WRITTEN PROBLEM: Wherever the string "khác" occurs in a line of these records, report that line.

RECORD EXTRACTS:
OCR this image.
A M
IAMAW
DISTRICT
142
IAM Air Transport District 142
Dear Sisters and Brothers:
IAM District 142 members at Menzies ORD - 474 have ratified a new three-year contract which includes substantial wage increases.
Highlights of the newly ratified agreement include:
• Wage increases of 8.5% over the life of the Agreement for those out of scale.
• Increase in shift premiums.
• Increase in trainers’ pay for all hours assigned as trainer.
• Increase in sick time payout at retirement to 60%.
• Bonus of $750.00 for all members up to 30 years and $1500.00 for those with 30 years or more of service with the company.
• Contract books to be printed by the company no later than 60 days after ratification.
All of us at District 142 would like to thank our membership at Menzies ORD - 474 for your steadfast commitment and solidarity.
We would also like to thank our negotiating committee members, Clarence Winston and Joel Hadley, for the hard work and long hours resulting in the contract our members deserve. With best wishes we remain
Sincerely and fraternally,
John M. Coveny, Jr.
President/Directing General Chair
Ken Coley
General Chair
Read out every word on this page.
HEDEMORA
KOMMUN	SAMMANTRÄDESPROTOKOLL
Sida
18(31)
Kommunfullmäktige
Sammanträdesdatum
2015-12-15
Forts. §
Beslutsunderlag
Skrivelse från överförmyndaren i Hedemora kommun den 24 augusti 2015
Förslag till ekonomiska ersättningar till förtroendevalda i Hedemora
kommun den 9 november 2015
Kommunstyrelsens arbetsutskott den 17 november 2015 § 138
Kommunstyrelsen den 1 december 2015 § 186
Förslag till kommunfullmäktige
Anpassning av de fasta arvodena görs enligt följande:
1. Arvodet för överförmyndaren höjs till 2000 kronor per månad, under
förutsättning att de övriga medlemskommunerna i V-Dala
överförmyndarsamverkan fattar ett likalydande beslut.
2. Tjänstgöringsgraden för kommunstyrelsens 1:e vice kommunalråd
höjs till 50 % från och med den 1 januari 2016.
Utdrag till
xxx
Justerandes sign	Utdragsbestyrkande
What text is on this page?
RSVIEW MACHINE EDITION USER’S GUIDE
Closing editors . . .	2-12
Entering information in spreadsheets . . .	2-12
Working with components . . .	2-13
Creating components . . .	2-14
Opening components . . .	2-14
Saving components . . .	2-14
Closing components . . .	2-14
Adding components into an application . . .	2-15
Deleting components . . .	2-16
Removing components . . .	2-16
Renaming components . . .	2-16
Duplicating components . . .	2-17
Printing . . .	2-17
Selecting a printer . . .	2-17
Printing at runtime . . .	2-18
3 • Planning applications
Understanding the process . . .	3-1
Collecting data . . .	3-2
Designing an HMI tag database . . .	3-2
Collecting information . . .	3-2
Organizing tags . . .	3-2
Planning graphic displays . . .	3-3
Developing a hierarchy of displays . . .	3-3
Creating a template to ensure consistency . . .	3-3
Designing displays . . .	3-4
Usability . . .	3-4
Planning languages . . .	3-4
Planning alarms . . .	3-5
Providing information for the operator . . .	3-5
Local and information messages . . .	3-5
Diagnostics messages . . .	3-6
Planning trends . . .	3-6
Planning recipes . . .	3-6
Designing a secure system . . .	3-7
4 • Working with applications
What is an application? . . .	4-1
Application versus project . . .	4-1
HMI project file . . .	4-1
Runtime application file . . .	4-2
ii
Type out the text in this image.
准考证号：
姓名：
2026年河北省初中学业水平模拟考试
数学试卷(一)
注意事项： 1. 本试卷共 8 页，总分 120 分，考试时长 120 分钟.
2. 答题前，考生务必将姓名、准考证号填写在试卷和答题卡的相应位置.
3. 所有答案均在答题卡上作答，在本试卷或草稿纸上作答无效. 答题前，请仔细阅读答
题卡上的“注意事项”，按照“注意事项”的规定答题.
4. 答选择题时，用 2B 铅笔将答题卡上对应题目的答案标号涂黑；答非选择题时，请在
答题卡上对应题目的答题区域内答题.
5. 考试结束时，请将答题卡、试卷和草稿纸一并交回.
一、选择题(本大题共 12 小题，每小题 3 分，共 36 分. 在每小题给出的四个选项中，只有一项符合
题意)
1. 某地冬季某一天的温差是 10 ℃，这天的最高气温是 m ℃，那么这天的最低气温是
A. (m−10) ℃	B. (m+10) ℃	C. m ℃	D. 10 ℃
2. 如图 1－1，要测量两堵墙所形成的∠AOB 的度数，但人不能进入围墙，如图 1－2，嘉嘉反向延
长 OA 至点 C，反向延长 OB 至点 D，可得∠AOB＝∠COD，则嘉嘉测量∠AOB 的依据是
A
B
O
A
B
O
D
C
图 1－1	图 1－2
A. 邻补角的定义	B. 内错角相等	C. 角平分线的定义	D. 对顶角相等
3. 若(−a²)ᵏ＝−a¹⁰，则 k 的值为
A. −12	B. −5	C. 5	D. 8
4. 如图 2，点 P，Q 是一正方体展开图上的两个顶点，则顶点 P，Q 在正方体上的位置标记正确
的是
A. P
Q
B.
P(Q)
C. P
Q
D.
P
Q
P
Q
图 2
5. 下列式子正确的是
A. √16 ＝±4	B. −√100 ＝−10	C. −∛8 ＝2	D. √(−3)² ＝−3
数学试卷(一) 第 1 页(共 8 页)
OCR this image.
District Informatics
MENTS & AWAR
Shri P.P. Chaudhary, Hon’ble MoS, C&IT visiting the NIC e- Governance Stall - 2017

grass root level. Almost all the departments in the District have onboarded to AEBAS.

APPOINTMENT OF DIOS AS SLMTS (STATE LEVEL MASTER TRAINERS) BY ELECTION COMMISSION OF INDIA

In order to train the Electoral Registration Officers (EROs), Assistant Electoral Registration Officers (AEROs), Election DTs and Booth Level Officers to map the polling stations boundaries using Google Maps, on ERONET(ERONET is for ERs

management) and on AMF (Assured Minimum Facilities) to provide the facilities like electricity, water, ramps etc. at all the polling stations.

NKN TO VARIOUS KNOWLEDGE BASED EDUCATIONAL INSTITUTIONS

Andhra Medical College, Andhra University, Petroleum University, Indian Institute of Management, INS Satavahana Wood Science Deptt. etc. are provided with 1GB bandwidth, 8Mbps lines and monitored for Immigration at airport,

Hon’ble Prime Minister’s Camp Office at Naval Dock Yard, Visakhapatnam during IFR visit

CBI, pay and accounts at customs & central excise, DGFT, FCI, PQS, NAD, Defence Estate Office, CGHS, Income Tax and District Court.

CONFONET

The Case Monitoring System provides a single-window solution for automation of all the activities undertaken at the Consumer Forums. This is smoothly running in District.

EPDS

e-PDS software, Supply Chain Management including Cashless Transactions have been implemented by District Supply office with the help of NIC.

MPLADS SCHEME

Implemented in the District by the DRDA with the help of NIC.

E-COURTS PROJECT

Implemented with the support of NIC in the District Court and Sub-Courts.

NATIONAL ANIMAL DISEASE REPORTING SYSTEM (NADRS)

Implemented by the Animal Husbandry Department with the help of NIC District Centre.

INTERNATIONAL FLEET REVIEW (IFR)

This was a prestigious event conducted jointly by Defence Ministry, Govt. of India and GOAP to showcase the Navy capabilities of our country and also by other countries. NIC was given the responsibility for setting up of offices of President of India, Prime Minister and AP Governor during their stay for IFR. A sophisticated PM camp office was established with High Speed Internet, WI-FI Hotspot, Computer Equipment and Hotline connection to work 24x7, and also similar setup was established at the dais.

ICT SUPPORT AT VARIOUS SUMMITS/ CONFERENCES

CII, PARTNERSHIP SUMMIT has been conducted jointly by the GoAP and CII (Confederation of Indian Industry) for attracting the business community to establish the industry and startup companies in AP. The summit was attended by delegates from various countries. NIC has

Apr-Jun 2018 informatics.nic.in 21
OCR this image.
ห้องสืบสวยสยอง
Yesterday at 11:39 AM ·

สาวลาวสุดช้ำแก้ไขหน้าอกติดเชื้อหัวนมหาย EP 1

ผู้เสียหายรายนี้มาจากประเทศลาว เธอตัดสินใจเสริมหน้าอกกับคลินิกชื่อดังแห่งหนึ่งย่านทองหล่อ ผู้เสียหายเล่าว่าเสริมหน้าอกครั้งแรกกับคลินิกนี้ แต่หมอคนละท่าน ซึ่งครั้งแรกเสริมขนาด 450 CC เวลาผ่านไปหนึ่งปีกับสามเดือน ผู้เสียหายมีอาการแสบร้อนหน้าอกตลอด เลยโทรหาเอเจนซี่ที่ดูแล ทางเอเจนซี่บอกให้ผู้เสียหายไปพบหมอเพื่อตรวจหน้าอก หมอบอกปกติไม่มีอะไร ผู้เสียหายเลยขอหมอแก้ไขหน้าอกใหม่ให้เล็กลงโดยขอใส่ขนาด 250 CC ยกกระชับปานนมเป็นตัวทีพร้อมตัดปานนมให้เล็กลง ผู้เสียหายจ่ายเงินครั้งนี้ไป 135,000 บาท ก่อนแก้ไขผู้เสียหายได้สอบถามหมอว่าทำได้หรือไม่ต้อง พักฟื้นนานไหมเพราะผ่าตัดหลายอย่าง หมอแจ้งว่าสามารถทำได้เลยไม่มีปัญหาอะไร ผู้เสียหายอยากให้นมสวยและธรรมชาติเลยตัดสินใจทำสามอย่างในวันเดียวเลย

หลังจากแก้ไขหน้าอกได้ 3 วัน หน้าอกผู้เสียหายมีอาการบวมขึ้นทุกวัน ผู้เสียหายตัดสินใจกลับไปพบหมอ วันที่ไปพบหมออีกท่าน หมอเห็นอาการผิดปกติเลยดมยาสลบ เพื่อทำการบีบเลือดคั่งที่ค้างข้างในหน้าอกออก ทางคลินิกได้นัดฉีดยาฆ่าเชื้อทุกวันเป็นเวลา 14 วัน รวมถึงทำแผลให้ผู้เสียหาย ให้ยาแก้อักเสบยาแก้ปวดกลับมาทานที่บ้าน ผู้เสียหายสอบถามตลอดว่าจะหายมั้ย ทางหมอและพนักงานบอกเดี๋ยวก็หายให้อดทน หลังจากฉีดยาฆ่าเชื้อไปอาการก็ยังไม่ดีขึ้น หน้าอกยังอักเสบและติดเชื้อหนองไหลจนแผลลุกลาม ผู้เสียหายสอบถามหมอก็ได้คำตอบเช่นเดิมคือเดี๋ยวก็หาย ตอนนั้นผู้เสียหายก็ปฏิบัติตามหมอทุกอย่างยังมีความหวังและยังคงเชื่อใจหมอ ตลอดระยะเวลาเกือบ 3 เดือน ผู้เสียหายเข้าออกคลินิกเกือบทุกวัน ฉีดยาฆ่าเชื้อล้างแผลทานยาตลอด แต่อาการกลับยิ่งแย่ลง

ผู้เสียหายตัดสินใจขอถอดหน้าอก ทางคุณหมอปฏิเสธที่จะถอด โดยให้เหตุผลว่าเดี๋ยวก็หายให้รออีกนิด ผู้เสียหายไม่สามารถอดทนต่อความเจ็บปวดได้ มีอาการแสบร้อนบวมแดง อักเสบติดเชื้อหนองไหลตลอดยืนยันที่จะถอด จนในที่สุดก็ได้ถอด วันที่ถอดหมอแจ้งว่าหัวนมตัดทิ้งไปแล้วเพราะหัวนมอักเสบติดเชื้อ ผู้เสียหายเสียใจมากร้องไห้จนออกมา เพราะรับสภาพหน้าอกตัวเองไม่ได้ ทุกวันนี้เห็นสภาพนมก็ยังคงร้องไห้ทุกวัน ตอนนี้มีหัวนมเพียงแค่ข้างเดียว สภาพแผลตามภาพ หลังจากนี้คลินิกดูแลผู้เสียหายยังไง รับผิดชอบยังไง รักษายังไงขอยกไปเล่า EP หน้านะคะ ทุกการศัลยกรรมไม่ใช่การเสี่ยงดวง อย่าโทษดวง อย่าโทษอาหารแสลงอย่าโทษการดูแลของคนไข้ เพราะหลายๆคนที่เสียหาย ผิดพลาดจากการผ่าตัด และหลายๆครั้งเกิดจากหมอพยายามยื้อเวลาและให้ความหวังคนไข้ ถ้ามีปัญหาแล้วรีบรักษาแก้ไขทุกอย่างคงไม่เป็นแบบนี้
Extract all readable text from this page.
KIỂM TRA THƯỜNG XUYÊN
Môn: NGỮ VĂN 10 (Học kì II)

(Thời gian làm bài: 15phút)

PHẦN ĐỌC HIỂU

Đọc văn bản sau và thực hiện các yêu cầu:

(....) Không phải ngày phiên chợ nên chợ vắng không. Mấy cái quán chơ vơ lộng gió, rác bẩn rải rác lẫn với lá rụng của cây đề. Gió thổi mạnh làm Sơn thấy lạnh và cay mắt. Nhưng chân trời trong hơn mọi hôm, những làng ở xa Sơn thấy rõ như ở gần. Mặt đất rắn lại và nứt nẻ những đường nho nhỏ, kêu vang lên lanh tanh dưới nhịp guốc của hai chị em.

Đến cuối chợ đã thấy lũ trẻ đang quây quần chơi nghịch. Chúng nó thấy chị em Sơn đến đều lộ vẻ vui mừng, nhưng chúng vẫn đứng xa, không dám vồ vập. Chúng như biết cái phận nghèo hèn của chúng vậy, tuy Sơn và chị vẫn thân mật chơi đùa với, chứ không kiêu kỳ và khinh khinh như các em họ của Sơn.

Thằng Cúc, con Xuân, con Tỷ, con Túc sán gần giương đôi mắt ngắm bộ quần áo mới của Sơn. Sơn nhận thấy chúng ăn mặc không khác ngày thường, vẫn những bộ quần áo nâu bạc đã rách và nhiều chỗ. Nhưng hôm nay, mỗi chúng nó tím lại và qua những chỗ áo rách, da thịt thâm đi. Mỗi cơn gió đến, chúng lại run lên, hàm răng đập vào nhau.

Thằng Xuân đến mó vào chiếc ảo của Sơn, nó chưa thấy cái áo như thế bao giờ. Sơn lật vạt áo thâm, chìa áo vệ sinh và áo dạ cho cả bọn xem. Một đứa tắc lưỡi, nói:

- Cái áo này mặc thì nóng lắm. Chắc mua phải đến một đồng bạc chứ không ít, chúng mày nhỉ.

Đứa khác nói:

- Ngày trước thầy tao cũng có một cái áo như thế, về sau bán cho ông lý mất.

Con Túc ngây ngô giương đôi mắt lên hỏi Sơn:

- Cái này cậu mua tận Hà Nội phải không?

REPLY:
Thằng Cúc, con Xuân, con Tỷ, con Túc sán gần giương đôi mắt ngắm bộ quần áo mới của Sơn. Sơn nhận thấy chúng ăn mặc không khác ngày thường, vẫn những bộ quần áo nâu bạc đã rách và nhiều chỗ. Nhưng hôm nay, mỗi chúng nó tím lại và qua những chỗ áo rách, da thịt thâm đi. Mỗi cơn gió đến, chúng lại run lên, hàm răng đập vào nhau.
Đứa khác nói:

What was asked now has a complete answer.